Stored data:
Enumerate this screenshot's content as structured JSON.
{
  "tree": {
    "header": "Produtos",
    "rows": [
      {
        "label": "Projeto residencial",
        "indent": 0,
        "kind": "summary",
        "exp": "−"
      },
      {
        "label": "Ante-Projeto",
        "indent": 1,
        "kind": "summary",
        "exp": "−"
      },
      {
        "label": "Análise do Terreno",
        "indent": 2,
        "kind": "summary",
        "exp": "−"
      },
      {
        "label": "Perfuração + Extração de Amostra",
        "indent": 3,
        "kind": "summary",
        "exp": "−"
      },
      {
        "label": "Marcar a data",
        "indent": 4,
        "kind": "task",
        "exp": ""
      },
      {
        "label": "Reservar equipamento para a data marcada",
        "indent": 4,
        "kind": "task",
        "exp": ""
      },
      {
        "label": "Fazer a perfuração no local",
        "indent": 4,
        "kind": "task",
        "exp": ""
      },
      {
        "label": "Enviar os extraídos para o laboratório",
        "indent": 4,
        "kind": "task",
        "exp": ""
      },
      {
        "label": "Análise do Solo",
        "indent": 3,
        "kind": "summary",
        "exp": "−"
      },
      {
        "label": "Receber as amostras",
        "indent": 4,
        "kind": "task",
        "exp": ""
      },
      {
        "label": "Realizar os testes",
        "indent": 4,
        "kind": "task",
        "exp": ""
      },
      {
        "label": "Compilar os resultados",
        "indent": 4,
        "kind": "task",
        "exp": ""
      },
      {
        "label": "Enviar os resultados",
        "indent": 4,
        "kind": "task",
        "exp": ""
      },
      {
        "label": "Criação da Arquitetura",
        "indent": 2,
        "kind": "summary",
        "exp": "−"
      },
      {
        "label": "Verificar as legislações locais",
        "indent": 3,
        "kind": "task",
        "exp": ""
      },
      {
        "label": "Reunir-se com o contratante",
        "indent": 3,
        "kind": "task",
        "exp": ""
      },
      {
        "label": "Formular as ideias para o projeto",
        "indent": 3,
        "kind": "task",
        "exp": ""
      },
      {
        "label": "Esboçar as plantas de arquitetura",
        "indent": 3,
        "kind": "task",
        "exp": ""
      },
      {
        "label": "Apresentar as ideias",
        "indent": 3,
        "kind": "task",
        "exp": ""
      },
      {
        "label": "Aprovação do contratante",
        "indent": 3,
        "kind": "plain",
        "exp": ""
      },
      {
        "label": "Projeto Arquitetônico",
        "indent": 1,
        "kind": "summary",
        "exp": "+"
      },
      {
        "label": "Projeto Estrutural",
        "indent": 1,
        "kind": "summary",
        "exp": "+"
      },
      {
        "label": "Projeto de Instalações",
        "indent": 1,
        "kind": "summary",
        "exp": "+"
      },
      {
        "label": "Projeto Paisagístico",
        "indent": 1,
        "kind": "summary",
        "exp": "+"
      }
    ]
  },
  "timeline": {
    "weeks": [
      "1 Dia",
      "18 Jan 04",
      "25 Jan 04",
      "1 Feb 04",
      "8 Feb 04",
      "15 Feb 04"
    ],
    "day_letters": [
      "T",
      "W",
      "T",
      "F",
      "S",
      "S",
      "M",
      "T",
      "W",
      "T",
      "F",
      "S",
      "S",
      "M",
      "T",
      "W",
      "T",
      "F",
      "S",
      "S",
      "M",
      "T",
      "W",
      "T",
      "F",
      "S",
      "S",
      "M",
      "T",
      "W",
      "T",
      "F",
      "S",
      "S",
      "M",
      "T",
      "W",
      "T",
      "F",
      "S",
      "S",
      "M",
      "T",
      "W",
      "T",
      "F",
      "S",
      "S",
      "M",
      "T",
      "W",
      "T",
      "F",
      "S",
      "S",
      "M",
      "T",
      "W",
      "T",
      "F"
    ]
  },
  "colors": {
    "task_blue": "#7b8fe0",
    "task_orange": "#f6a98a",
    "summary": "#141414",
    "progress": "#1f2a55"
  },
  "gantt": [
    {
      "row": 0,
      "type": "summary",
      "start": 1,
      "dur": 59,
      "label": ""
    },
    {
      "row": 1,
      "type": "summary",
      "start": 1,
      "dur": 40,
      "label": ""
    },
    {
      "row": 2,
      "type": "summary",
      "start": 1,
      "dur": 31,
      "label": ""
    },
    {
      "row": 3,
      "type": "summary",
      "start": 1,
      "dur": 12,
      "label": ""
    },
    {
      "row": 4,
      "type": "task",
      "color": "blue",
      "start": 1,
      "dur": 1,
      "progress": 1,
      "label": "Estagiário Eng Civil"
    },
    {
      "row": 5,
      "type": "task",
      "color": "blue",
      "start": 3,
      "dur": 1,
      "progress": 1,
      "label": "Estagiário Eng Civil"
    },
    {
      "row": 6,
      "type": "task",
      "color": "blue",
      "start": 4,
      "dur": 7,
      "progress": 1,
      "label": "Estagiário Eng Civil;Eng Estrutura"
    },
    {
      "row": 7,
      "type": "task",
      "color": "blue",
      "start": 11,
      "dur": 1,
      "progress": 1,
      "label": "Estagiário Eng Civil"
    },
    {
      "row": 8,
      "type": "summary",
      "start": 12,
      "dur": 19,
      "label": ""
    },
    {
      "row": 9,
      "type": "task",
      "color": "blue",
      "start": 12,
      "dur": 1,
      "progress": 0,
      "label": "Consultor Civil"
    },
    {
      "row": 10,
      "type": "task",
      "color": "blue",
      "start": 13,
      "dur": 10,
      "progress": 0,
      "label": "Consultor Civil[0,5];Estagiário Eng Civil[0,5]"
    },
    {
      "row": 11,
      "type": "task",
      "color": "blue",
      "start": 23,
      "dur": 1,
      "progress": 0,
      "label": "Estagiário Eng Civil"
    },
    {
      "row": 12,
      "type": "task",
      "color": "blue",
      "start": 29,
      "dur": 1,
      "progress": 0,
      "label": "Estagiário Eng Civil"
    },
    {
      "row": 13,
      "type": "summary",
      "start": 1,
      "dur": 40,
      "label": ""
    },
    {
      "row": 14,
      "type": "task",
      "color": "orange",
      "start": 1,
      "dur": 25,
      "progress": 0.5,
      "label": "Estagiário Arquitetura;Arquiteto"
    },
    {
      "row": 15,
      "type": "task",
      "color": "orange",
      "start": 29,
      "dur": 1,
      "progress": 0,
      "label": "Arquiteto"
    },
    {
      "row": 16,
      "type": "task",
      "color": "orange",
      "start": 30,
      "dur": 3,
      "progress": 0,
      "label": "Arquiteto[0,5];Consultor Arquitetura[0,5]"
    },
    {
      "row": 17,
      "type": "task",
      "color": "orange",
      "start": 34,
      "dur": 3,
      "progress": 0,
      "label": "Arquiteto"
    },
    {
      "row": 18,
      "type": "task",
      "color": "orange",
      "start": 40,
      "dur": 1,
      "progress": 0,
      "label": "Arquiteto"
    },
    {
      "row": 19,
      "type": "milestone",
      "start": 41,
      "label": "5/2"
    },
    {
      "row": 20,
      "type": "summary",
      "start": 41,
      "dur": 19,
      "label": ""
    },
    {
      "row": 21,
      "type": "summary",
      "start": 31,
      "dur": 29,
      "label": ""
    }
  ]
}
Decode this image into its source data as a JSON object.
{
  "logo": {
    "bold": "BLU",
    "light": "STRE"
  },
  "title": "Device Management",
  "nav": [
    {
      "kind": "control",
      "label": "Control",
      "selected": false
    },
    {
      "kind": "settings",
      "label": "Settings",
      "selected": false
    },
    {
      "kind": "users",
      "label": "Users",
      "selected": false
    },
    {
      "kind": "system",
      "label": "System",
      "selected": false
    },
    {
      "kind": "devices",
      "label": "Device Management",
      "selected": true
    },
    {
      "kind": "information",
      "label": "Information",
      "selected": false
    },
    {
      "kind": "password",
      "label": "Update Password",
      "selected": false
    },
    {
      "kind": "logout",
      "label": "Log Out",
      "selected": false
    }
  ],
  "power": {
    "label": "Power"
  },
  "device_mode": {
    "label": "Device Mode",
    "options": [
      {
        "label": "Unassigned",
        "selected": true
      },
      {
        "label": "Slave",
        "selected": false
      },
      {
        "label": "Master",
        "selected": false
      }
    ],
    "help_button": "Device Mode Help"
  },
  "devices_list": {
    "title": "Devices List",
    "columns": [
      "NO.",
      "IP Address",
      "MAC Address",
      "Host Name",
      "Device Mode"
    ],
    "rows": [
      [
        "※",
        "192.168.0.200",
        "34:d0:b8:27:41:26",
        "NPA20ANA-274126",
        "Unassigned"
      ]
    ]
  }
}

==

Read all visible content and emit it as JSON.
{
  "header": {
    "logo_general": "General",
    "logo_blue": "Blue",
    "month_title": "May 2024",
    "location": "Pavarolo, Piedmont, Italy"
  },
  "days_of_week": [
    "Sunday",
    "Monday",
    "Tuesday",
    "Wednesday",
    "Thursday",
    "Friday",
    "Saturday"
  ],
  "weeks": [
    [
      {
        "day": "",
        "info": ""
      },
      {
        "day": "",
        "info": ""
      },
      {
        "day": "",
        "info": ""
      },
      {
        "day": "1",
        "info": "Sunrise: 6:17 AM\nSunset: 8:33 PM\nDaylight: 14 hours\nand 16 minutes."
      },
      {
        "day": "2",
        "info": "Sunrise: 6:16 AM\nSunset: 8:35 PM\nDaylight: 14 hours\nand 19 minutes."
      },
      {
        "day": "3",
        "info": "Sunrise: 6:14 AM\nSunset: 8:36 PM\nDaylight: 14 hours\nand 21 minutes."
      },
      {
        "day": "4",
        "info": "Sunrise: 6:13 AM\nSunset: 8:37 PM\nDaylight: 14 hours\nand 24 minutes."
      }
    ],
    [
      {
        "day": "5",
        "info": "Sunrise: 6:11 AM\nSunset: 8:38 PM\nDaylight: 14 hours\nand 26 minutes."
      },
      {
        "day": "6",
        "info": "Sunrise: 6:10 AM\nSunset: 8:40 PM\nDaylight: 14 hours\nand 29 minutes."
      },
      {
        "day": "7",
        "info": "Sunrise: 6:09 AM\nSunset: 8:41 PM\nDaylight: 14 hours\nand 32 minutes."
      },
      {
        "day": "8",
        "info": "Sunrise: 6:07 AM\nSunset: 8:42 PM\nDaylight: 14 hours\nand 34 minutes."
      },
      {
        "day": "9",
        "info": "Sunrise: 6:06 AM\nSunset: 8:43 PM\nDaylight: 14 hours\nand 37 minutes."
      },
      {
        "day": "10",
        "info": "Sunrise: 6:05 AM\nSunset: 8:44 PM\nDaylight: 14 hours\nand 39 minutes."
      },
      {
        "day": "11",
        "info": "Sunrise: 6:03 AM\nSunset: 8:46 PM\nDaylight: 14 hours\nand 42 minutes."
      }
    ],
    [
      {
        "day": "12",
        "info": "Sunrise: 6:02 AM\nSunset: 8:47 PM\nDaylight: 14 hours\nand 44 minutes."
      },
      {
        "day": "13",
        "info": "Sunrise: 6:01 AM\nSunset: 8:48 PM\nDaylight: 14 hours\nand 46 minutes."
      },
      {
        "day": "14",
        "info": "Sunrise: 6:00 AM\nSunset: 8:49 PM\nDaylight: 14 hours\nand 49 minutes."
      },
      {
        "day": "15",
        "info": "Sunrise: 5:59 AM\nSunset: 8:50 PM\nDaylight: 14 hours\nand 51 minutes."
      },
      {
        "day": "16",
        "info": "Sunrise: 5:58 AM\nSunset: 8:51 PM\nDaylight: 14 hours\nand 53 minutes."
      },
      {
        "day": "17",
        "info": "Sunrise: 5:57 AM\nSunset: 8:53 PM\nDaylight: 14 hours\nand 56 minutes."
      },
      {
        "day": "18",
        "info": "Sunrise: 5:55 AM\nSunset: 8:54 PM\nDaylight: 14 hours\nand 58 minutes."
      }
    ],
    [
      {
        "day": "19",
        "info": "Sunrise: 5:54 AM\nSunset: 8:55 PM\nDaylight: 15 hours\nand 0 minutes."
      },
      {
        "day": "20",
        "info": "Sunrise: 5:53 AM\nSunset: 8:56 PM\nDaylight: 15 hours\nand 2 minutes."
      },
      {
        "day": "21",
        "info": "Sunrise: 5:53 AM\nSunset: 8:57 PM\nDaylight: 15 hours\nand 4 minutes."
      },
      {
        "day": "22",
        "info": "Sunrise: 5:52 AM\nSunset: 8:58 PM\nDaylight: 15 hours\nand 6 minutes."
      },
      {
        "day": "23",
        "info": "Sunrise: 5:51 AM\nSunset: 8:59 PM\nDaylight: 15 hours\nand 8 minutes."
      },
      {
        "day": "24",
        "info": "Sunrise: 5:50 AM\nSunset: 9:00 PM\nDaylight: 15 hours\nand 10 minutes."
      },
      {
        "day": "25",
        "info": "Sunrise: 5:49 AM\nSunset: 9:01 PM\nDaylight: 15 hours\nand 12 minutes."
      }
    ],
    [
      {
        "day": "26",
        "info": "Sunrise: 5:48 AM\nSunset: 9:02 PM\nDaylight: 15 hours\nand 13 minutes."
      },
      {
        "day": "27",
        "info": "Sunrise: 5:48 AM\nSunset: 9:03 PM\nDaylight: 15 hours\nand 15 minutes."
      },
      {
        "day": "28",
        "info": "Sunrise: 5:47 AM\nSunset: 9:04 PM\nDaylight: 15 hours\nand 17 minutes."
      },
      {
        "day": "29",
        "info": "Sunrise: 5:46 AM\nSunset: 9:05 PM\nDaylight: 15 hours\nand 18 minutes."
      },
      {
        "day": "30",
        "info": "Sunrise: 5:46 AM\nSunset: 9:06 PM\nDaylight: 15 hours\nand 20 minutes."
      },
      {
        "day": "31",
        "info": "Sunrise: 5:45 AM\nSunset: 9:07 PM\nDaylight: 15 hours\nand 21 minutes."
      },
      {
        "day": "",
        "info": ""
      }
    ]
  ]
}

---

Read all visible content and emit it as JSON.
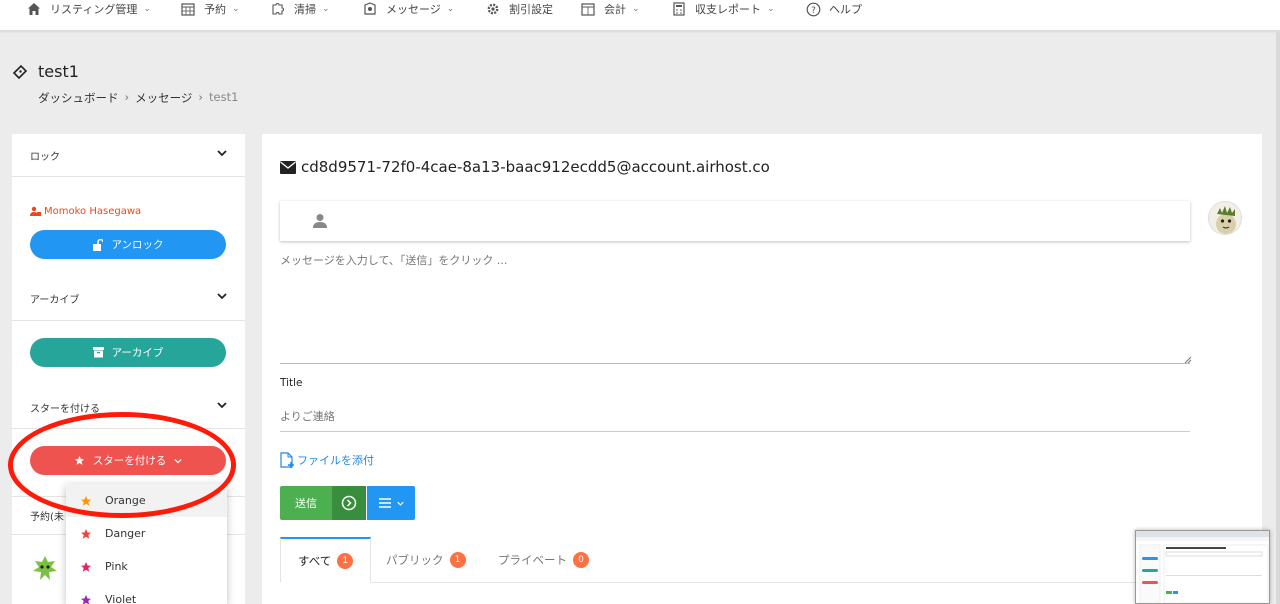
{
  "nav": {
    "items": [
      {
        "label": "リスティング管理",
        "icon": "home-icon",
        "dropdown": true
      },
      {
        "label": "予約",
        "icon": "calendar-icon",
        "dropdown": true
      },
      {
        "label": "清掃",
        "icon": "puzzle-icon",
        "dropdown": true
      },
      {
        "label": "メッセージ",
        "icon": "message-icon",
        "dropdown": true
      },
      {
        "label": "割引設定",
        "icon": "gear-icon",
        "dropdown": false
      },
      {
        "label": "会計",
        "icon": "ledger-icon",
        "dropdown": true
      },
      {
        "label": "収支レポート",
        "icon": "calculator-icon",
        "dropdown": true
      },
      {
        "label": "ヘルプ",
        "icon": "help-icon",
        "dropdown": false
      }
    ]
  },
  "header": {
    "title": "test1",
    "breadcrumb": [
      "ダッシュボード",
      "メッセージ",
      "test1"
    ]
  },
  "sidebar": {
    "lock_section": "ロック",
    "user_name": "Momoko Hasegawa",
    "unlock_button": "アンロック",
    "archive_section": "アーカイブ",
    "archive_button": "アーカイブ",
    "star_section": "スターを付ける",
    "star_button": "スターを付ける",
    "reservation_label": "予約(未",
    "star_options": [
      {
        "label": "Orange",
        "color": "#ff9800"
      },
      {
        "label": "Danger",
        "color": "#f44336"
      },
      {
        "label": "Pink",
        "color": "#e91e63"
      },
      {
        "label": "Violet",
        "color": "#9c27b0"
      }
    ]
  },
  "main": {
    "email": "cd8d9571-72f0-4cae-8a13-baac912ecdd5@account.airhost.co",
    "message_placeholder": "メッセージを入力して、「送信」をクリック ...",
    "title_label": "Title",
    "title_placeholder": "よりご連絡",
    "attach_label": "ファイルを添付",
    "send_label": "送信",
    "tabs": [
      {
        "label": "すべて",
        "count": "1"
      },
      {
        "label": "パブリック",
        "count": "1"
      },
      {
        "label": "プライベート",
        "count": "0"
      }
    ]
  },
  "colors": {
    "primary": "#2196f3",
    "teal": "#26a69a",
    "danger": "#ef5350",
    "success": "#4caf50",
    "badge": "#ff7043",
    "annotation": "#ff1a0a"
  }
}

▶ [Problem statement]: Pick out each line in the material containing "Análise".

▶ [Completed exercise]:
        "label": "Análise do Terreno",
        "label": "Análise do Solo",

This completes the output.